_WRITTEN INSTRUCTION_. Drop the pictures, then extract the listing word for word.

-- BEGIN --

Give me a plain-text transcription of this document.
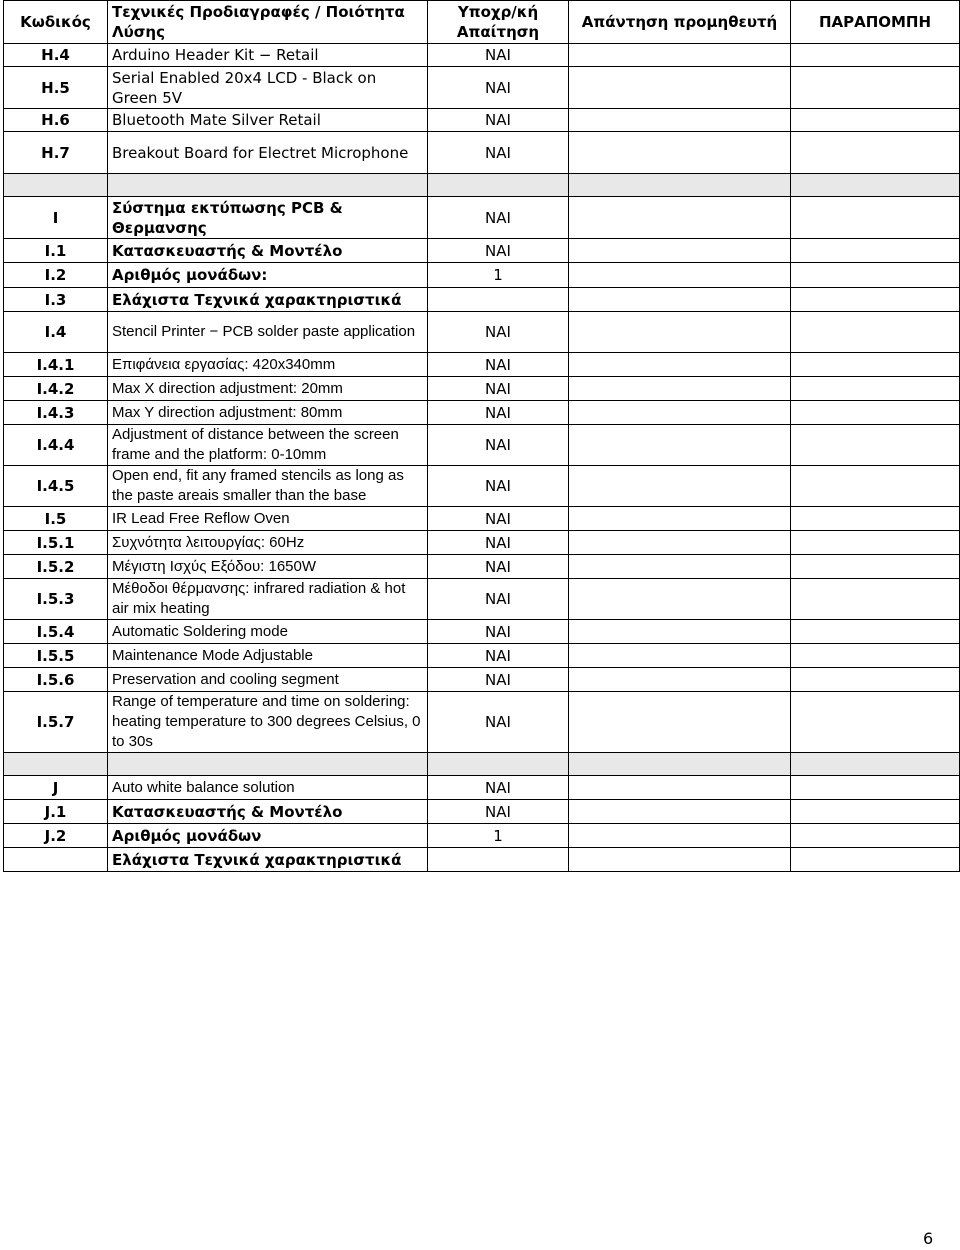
Κωδικός	Τεχνικές Προδιαγραφές / Ποιότητα Λύσης	Υποχρ/κή Απαίτηση	Απάντηση προμηθευτή	ΠΑΡΑΠΟΜΠΗ
H.4	Arduino Header Kit − Retail	ΝΑΙ		
H.5	Serial Enabled 20x4 LCD - Black on Green 5V	ΝΑΙ		
H.6	Bluetooth Mate Silver Retail	ΝΑΙ		
H.7	Breakout Board for Electret Microphone	ΝΑΙ		

I	Σύστημα εκτύπωσης PCB & Θερμανσης	ΝΑΙ		
I.1	Κατασκευαστής & Μοντέλο	ΝΑΙ		
I.2	Αριθμός μονάδων:	1		
I.3	Ελάχιστα Τεχνικά χαρακτηριστικά			
I.4	Stencil Printer − PCB solder paste application	ΝΑΙ		
I.4.1	Επιφάνεια εργασίας: 420x340mm	ΝΑΙ		
I.4.2	Max X direction adjustment: 20mm	ΝΑΙ		
I.4.3	Max Y direction adjustment: 80mm	ΝΑΙ		
I.4.4	Adjustment of distance between the screen frame and the platform: 0-10mm	ΝΑΙ		
I.4.5	Open end, fit any framed stencils as long as the paste areais smaller than the base	ΝΑΙ		
I.5	IR Lead Free Reflow Oven	ΝΑΙ		
I.5.1	Συχνότητα λειτουργίας: 60Hz	ΝΑΙ		
I.5.2	Μέγιστη Ισχύς Εξόδου: 1650W	ΝΑΙ		
I.5.3	Μέθοδοι θέρμανσης: infrared radiation & hot air mix heating	ΝΑΙ		
I.5.4	Automatic Soldering mode	ΝΑΙ		
I.5.5	Maintenance Mode Adjustable	ΝΑΙ		
I.5.6	Preservation and cooling segment	ΝΑΙ		
I.5.7	Range of temperature and time on soldering: heating temperature to 300 degrees Celsius, 0 to 30s	ΝΑΙ		

J	Auto white balance solution	ΝΑΙ		
J.1	Κατασκευαστής & Μοντέλο	ΝΑΙ		
J.2	Αριθμός μονάδων	1		
	Ελάχιστα Τεχνικά χαρακτηριστικά			
6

-- END --

_THE REPLY_.
Give me a plain-text transcription of this document.
Κωδικός	Τεχνικές Προδιαγραφές / Ποιότητα Λύσης	Υποχρ/κή Απαίτηση	Απάντηση προμηθευτή	ΠΑΡΑΠΟΜΠΗ
H.4	Arduino Header Kit − Retail	ΝΑΙ		
H.5	Serial Enabled 20x4 LCD - Black on Green 5V	ΝΑΙ		
H.6	Bluetooth Mate Silver Retail	ΝΑΙ		
H.7	Breakout Board for Electret Microphone	ΝΑΙ		

I	Σύστημα εκτύπωσης PCB & Θερμανσης	ΝΑΙ		
I.1	Κατασκευαστής & Μοντέλο	ΝΑΙ		
I.2	Αριθμός μονάδων:	1		
I.3	Ελάχιστα Τεχνικά χαρακτηριστικά			
I.4	Stencil Printer − PCB solder paste application	ΝΑΙ		
I.4.1	Επιφάνεια εργασίας: 420x340mm	ΝΑΙ		
I.4.2	Max X direction adjustment: 20mm	ΝΑΙ		
I.4.3	Max Y direction adjustment: 80mm	ΝΑΙ		
I.4.4	Adjustment of distance between the screen frame and the platform: 0-10mm	ΝΑΙ		
I.4.5	Open end, fit any framed stencils as long as the paste areais smaller than the base	ΝΑΙ		
I.5	IR Lead Free Reflow Oven	ΝΑΙ		
I.5.1	Συχνότητα λειτουργίας: 60Hz	ΝΑΙ		
I.5.2	Μέγιστη Ισχύς Εξόδου: 1650W	ΝΑΙ		
I.5.3	Μέθοδοι θέρμανσης: infrared radiation & hot air mix heating	ΝΑΙ		
I.5.4	Automatic Soldering mode	ΝΑΙ		
I.5.5	Maintenance Mode Adjustable	ΝΑΙ		
I.5.6	Preservation and cooling segment	ΝΑΙ		
I.5.7	Range of temperature and time on soldering: heating temperature to 300 degrees Celsius, 0 to 30s	ΝΑΙ		

J	Auto white balance solution	ΝΑΙ		
J.1	Κατασκευαστής & Μοντέλο	ΝΑΙ		
J.2	Αριθμός μονάδων	1		
	Ελάχιστα Τεχνικά χαρακτηριστικά			
6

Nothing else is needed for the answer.